## PROBLEM DESCRIPTION
The listing must be reproduced in full, exactly as it stands.

## Dataset items
....................

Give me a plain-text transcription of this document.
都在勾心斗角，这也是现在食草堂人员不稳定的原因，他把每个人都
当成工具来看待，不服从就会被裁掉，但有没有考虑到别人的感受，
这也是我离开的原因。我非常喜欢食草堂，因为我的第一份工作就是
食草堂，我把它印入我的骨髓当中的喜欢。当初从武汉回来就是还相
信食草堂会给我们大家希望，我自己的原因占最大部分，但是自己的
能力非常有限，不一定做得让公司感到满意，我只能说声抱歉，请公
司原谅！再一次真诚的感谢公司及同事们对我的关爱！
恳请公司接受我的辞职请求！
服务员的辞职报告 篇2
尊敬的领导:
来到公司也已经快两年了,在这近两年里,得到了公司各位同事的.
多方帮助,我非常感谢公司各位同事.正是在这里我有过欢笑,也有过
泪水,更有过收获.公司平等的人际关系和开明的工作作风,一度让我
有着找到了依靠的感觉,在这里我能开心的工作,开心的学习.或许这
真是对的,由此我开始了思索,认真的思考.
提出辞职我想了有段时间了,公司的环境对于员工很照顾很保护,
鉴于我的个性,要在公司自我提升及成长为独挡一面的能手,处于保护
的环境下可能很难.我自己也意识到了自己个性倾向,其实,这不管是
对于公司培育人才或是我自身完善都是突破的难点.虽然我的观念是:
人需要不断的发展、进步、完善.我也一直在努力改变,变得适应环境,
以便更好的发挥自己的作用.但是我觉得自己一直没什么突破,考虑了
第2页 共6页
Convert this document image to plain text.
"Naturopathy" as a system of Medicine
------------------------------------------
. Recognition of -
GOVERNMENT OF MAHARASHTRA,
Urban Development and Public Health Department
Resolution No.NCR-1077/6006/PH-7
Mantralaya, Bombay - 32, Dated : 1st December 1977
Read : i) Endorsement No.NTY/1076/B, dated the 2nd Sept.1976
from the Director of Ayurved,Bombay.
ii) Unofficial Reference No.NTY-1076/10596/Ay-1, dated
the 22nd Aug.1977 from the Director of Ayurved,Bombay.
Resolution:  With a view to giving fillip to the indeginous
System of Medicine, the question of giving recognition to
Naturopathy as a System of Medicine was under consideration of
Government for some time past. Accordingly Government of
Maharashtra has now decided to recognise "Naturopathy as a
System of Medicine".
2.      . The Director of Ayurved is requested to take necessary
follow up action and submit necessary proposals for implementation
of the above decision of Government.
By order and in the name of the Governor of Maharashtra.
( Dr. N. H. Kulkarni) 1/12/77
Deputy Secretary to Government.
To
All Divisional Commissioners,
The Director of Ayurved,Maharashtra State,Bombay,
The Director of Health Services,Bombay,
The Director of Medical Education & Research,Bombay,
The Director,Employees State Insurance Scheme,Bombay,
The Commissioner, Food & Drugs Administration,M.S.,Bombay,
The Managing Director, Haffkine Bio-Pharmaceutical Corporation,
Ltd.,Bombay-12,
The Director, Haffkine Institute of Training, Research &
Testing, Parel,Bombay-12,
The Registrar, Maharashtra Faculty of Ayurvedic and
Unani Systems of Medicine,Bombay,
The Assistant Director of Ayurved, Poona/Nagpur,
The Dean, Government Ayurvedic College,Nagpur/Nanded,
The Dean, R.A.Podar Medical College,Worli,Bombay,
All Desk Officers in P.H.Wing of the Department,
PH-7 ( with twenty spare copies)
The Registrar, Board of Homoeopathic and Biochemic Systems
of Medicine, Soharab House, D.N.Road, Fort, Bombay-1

....................

## WORKED SOLUTION
Give me a plain-text transcription of this document.
都在勾心斗角，这也是现在食草堂人员不稳定的原因，他把每个人都
当成工具来看待，不服从就会被裁掉，但有没有考虑到别人的感受，
这也是我离开的原因。我非常喜欢食草堂，因为我的第一份工作就是
食草堂，我把它印入我的骨髓当中的喜欢。当初从武汉回来就是还相
信食草堂会给我们大家希望，我自己的原因占最大部分，但是自己的
能力非常有限，不一定做得让公司感到满意，我只能说声抱歉，请公
司原谅！再一次真诚的感谢公司及同事们对我的关爱！
恳请公司接受我的辞职请求！
服务员的辞职报告 篇2
尊敬的领导:
来到公司也已经快两年了,在这近两年里,得到了公司各位同事的.
多方帮助,我非常感谢公司各位同事.正是在这里我有过欢笑,也有过
泪水,更有过收获.公司平等的人际关系和开明的工作作风,一度让我
有着找到了依靠的感觉,在这里我能开心的工作,开心的学习.或许这
真是对的,由此我开始了思索,认真的思考.
提出辞职我想了有段时间了,公司的环境对于员工很照顾很保护,
鉴于我的个性,要在公司自我提升及成长为独挡一面的能手,处于保护
的环境下可能很难.我自己也意识到了自己个性倾向,其实,这不管是
对于公司培育人才或是我自身完善都是突破的难点.虽然我的观念是:
人需要不断的发展、进步、完善.我也一直在努力改变,变得适应环境,
以便更好的发挥自己的作用.但是我觉得自己一直没什么突破,考虑了
第2页 共6页
Convert this document image to plain text.
"Naturopathy" as a system of Medicine
------------------------------------------
. Recognition of -
GOVERNMENT OF MAHARASHTRA,
Urban Development and Public Health Department
Resolution No.NCR-1077/6006/PH-7
Mantralaya, Bombay - 32, Dated : 1st December 1977
Read : i) Endorsement No.NTY/1076/B, dated the 2nd Sept.1976
from the Director of Ayurved,Bombay.
ii) Unofficial Reference No.NTY-1076/10596/Ay-1, dated
the 22nd Aug.1977 from the Director of Ayurved,Bombay.
Resolution:  With a view to giving fillip to the indeginous
System of Medicine, the question of giving recognition to
Naturopathy as a System of Medicine was under consideration of
Government for some time past. Accordingly Government of
Maharashtra has now decided to recognise "Naturopathy as a
System of Medicine".
2.      . The Director of Ayurved is requested to take necessary
follow up action and submit necessary proposals for implementation
of the above decision of Government.
By order and in the name of the Governor of Maharashtra.
( Dr. N. H. Kulkarni) 1/12/77
Deputy Secretary to Government.
To
All Divisional Commissioners,
The Director of Ayurved,Maharashtra State,Bombay,
The Director of Health Services,Bombay,
The Director of Medical Education & Research,Bombay,
The Director,Employees State Insurance Scheme,Bombay,
The Commissioner, Food & Drugs Administration,M.S.,Bombay,
The Managing Director, Haffkine Bio-Pharmaceutical Corporation,
Ltd.,Bombay-12,
The Director, Haffkine Institute of Training, Research &
Testing, Parel,Bombay-12,
The Registrar, Maharashtra Faculty of Ayurvedic and
Unani Systems of Medicine,Bombay,
The Assistant Director of Ayurved, Poona/Nagpur,
The Dean, Government Ayurvedic College,Nagpur/Nanded,
The Dean, R.A.Podar Medical College,Worli,Bombay,
All Desk Officers in P.H.Wing of the Department,
PH-7 ( with twenty spare copies)
The Registrar, Board of Homoeopathic and Biochemic Systems
of Medicine, Soharab House, D.N.Road, Fort, Bombay-1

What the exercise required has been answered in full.